**Written task**
Rewrite the listing below from its first line through the line containing "station-marker — [1056, 947, 1065, 957]", substituting "coordinates" for "positions" and leaving everything else the same.

Labeled region entries
● ● ● ●
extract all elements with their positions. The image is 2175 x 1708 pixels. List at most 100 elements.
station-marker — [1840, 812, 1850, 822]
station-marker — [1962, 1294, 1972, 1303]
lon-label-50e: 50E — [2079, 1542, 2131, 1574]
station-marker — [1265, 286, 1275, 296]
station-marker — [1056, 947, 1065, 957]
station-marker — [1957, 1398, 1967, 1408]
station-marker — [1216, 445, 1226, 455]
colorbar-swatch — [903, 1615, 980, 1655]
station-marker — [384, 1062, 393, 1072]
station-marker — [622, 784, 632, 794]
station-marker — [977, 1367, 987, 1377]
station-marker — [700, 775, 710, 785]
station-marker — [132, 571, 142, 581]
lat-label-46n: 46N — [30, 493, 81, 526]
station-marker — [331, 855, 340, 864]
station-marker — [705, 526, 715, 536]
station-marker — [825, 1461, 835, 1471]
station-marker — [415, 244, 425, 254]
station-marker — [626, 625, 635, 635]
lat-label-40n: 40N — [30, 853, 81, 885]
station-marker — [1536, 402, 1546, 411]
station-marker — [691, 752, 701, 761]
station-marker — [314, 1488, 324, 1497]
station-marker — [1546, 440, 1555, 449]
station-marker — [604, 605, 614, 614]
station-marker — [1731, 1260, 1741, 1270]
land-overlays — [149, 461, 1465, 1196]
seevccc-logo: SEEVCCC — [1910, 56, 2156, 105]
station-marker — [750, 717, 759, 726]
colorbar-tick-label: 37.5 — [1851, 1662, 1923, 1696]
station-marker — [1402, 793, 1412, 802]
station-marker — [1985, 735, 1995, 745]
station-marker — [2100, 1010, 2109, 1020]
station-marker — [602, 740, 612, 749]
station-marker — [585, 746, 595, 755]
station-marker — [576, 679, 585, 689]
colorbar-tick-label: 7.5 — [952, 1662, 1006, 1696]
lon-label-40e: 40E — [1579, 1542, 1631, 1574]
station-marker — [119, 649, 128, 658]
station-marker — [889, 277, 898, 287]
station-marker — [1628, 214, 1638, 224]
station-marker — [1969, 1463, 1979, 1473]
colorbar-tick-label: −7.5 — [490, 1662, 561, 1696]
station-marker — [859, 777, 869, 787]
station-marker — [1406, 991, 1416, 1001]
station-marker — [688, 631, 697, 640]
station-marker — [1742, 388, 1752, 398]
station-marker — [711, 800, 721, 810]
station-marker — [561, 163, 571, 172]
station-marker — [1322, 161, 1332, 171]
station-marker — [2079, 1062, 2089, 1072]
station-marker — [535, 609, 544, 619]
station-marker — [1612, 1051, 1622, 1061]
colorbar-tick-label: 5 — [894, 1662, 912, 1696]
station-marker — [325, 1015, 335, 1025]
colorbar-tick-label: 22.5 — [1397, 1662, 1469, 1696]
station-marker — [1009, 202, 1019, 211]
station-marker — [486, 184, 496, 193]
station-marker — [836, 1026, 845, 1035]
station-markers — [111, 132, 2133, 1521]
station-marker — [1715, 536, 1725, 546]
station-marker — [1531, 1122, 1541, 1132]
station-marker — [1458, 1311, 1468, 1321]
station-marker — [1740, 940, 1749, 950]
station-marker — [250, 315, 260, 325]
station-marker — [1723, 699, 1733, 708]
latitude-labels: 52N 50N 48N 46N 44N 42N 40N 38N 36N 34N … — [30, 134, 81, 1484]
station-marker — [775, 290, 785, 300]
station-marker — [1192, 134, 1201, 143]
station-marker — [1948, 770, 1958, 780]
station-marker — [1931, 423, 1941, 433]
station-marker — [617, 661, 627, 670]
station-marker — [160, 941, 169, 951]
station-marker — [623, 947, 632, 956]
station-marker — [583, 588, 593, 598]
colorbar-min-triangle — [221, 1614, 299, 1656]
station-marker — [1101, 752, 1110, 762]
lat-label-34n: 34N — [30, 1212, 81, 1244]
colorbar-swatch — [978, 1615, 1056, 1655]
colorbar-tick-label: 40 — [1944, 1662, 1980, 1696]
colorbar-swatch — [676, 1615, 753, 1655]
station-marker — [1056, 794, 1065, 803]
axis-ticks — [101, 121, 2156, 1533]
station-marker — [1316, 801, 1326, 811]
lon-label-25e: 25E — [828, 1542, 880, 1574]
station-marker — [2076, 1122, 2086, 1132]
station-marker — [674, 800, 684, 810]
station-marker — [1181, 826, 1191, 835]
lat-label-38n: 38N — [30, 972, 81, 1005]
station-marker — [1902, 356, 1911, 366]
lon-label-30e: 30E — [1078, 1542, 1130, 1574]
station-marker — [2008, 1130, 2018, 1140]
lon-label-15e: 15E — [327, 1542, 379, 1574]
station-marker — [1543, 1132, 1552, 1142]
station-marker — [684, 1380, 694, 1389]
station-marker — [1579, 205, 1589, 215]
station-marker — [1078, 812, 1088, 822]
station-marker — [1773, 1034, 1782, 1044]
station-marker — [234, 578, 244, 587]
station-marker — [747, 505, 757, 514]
● ● ● ●
**Task answer**
extract all elements with their coordinates. The image is 2175 x 1708 pixels. List at most 100 elements.
station-marker — [1840, 812, 1850, 822]
station-marker — [1962, 1294, 1972, 1303]
lon-label-50e: 50E — [2079, 1542, 2131, 1574]
station-marker — [1265, 286, 1275, 296]
station-marker — [1056, 947, 1065, 957]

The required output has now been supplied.